**What is being asked**. Wherever the word "title" turns up in a line of the entries, copy that line.
━━━━━ Record extracts
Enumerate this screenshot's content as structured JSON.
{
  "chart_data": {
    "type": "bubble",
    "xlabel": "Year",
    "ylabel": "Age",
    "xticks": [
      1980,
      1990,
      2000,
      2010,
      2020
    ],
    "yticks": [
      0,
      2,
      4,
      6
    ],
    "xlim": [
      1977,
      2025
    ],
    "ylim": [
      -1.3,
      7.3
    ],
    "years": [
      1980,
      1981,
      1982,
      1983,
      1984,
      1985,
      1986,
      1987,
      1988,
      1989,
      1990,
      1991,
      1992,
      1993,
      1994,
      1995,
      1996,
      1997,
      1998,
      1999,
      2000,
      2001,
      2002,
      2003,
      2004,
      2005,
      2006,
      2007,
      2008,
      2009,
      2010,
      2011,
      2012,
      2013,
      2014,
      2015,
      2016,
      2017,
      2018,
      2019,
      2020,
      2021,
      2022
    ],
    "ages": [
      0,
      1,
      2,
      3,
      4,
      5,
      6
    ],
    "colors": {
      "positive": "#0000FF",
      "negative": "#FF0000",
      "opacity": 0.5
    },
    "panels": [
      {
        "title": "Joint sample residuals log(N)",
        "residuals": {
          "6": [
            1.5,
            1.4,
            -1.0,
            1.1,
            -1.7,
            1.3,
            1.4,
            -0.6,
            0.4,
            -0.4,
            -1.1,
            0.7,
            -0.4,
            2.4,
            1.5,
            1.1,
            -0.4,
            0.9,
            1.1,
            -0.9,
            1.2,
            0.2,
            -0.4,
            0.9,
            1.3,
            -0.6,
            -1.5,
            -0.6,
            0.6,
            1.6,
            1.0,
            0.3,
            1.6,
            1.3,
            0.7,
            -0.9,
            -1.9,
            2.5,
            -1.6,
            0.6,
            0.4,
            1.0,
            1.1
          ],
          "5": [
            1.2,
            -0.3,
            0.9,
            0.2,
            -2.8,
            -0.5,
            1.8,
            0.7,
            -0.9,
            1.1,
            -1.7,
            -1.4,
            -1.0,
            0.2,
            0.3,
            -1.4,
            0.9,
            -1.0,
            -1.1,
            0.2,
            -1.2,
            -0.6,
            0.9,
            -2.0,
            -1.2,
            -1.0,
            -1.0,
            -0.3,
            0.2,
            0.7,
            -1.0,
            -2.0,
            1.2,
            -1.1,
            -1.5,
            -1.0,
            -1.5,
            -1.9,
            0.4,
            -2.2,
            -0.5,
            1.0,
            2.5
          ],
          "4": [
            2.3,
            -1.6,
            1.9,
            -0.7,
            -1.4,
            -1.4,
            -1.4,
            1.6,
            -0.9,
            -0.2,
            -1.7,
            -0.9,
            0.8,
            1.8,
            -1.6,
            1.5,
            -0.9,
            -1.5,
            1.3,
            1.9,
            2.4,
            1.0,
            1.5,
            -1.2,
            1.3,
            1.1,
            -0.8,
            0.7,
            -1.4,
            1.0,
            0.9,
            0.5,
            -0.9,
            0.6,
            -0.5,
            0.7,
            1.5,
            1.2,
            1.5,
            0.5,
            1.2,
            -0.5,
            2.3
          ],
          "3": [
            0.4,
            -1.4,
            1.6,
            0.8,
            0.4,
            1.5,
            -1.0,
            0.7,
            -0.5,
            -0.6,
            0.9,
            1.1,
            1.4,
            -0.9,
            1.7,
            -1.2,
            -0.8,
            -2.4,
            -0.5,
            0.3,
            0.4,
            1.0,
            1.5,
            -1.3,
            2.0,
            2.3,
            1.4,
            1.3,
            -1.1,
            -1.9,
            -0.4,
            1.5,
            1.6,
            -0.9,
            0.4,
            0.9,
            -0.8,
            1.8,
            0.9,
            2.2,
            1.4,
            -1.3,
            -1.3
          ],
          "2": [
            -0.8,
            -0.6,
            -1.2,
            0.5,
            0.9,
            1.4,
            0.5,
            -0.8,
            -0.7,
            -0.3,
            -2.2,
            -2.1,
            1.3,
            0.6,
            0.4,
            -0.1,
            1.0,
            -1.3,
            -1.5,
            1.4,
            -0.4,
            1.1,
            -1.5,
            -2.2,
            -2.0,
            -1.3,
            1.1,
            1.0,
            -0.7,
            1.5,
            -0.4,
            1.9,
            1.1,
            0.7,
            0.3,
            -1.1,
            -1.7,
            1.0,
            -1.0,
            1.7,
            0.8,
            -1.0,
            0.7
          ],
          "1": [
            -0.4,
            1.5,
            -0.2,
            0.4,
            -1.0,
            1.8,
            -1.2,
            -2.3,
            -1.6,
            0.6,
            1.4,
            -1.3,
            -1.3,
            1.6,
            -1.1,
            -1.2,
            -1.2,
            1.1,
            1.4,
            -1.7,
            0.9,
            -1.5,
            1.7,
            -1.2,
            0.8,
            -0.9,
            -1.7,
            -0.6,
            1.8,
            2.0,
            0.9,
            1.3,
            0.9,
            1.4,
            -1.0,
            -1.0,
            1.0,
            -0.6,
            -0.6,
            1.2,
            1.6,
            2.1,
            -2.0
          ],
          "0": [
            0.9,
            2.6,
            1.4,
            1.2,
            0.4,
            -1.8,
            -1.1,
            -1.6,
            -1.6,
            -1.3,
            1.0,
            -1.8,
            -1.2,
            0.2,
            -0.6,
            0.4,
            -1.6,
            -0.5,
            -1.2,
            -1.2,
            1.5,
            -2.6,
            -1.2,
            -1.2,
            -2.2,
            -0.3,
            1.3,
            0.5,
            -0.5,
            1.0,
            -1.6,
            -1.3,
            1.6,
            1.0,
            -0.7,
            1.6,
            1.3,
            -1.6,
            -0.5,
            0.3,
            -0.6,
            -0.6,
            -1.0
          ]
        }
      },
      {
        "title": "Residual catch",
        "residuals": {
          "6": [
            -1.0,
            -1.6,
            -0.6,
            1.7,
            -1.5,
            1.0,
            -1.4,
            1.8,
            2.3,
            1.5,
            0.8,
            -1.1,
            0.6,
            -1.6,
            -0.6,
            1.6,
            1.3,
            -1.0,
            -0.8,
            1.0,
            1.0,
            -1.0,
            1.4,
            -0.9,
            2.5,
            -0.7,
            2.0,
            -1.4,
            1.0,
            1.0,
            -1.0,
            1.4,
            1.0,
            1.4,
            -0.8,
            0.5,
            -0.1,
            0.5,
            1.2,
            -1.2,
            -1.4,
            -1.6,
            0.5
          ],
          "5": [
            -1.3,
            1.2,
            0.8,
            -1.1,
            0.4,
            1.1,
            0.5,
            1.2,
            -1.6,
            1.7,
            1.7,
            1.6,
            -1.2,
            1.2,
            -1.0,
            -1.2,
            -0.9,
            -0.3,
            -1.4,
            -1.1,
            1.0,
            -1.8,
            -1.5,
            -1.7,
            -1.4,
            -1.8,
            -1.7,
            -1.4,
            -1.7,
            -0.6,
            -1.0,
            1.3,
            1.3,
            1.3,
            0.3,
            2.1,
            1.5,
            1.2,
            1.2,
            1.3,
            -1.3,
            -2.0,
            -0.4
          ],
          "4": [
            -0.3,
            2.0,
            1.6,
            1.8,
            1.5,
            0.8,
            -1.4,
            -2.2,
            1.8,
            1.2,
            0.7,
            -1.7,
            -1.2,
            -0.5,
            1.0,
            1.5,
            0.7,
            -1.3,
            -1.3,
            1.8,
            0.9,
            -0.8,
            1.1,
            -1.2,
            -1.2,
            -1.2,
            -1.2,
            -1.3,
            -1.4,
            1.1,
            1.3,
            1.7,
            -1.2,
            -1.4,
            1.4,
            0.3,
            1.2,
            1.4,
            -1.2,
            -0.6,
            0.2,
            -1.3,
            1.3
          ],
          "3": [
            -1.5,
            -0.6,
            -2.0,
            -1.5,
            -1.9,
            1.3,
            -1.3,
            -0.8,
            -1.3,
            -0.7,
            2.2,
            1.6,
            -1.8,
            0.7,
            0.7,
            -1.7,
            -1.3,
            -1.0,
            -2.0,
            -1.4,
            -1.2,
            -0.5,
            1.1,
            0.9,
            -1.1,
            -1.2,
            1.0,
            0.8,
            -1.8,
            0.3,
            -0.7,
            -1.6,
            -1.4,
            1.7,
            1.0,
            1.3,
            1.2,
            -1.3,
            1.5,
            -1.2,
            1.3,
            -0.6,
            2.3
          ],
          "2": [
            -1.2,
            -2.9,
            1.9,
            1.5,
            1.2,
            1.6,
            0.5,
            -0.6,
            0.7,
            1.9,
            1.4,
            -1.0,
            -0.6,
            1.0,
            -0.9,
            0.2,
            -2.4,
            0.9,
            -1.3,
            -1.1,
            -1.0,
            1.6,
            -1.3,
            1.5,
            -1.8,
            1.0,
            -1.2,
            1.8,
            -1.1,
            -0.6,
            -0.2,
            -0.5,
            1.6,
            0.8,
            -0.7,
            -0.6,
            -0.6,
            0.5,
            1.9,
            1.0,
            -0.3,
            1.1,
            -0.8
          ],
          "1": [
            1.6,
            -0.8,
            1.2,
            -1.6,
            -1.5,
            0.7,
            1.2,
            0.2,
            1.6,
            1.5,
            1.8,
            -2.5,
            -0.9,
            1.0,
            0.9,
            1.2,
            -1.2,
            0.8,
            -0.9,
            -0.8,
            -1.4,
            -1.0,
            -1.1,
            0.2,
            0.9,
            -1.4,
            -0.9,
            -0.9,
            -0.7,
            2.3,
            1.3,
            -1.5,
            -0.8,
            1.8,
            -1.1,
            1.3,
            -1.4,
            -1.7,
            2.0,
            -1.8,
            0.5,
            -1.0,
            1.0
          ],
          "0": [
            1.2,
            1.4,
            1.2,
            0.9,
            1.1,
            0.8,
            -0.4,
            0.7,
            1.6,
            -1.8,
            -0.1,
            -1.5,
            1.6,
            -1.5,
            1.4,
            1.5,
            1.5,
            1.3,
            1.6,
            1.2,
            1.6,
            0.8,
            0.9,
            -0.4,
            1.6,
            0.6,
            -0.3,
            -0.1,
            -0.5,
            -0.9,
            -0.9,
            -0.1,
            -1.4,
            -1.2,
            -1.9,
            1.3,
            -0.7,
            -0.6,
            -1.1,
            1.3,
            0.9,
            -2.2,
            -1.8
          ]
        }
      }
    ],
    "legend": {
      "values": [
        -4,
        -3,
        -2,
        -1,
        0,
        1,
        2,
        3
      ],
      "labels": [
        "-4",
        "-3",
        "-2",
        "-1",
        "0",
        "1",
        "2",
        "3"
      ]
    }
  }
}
━━━━━━━━━━
**Answer below**.
        "title": "Joint sample residuals log(N)",
        "title": "Residual catch",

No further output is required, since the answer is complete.